(begin)

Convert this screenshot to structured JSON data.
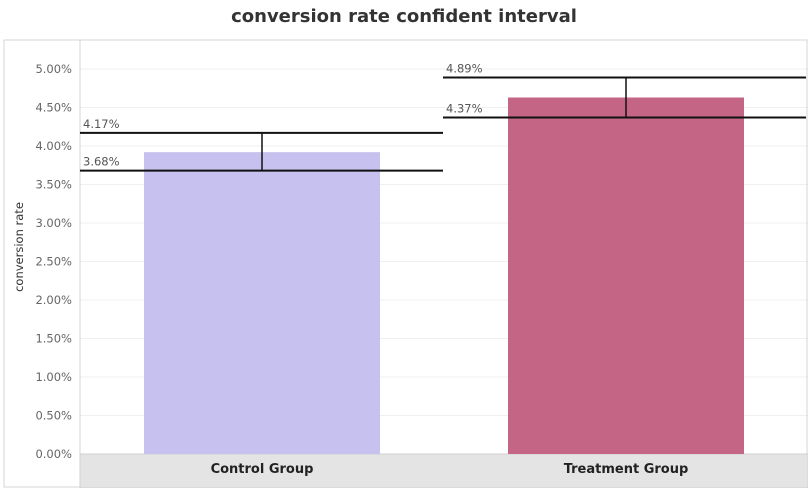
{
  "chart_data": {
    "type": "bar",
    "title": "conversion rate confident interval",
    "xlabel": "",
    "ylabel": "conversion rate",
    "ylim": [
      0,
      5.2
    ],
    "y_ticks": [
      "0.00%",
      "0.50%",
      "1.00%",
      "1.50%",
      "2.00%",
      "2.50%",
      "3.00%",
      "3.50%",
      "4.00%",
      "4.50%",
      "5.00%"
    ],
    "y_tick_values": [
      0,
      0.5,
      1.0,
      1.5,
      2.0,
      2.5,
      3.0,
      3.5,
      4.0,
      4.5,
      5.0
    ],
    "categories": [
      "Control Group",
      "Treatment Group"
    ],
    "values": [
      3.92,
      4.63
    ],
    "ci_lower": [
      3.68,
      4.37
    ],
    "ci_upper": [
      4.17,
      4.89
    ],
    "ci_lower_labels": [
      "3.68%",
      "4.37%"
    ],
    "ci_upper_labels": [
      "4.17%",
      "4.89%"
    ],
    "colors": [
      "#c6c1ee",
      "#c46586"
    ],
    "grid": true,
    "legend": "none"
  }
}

(end)

- **GIVEN TASK**: Reproduce the data above in full, exactly as it is, with the pictures left out.

- **FINAL RESULT**:
Convert this screenshot to structured JSON data.
{
  "chart_data": {
    "type": "bar",
    "title": "conversion rate confident interval",
    "xlabel": "",
    "ylabel": "conversion rate",
    "ylim": [
      0,
      5.2
    ],
    "y_ticks": [
      "0.00%",
      "0.50%",
      "1.00%",
      "1.50%",
      "2.00%",
      "2.50%",
      "3.00%",
      "3.50%",
      "4.00%",
      "4.50%",
      "5.00%"
    ],
    "y_tick_values": [
      0,
      0.5,
      1.0,
      1.5,
      2.0,
      2.5,
      3.0,
      3.5,
      4.0,
      4.5,
      5.0
    ],
    "categories": [
      "Control Group",
      "Treatment Group"
    ],
    "values": [
      3.92,
      4.63
    ],
    "ci_lower": [
      3.68,
      4.37
    ],
    "ci_upper": [
      4.17,
      4.89
    ],
    "ci_lower_labels": [
      "3.68%",
      "4.37%"
    ],
    "ci_upper_labels": [
      "4.17%",
      "4.89%"
    ],
    "colors": [
      "#c6c1ee",
      "#c46586"
    ],
    "grid": true,
    "legend": "none"
  }
}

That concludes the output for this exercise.